EXERCISE → Across the entries below, how many lines contain the string "quality"? Give only the count.

-------- DATASET EXTRACT --------

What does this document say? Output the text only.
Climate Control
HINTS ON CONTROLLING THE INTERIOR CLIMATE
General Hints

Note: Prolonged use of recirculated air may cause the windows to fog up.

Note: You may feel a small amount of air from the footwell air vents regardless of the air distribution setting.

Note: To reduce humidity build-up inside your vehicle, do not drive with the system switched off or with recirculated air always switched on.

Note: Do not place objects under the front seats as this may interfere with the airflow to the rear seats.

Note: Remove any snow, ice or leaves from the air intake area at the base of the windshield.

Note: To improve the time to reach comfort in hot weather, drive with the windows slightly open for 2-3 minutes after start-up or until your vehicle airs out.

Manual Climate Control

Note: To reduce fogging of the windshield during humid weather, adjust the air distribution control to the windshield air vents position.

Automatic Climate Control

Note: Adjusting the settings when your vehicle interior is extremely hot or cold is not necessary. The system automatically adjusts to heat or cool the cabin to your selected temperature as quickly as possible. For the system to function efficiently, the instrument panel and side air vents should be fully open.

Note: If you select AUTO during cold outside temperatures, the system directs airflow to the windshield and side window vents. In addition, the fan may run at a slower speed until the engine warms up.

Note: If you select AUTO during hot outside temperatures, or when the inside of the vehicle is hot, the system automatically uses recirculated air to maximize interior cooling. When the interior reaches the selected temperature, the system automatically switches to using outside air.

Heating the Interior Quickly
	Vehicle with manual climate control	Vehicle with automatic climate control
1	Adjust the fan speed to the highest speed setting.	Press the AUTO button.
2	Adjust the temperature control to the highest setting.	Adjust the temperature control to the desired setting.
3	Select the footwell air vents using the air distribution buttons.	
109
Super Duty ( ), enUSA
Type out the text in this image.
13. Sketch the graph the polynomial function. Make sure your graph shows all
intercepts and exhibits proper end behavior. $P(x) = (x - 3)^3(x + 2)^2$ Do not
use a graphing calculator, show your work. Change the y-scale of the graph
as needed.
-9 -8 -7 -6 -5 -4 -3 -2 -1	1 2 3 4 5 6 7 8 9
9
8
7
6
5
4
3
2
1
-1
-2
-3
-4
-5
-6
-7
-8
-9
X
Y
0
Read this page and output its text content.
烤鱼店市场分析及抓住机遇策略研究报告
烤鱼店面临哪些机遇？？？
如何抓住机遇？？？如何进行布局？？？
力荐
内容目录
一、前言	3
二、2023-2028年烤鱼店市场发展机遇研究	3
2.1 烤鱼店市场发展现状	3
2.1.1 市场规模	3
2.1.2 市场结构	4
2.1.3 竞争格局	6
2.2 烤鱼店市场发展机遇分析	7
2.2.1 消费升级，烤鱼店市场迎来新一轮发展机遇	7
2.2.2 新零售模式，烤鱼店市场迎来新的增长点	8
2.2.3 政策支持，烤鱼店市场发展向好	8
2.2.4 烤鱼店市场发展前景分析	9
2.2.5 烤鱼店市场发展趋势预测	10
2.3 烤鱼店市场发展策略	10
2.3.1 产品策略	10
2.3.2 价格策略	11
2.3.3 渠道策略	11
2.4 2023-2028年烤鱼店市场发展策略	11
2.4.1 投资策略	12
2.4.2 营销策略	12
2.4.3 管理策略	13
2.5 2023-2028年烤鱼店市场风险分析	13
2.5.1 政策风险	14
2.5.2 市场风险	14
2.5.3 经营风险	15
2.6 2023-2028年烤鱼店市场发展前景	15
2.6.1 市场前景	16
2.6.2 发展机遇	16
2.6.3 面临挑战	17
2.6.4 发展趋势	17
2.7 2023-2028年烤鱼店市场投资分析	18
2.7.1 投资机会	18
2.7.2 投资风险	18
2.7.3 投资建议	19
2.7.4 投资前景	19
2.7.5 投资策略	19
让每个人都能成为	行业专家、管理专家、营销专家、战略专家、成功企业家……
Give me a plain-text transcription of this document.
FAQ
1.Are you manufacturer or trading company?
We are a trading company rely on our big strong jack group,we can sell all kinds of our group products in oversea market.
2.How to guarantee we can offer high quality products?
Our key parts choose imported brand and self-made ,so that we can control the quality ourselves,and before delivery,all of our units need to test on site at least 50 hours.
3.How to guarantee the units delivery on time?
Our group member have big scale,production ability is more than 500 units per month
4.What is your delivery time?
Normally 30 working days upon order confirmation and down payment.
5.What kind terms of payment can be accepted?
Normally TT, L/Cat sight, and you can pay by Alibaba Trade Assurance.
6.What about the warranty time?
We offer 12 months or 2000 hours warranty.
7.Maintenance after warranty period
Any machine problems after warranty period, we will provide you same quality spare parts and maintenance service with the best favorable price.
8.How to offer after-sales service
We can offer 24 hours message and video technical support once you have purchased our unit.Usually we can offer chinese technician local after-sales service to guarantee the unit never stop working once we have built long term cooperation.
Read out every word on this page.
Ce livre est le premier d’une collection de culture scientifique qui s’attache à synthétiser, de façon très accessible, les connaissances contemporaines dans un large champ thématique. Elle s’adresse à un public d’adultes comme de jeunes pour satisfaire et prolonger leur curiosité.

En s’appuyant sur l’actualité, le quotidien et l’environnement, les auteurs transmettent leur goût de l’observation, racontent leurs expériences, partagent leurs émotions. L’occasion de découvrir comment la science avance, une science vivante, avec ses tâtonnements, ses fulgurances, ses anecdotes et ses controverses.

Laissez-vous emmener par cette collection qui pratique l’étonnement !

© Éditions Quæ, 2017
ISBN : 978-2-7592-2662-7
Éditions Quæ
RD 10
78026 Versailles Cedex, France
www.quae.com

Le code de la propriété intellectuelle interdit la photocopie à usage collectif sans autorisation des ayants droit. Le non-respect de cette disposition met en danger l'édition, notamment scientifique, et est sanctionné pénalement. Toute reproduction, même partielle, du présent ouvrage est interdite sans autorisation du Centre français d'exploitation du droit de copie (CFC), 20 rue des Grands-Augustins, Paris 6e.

--------

TASK SOLUTION → 3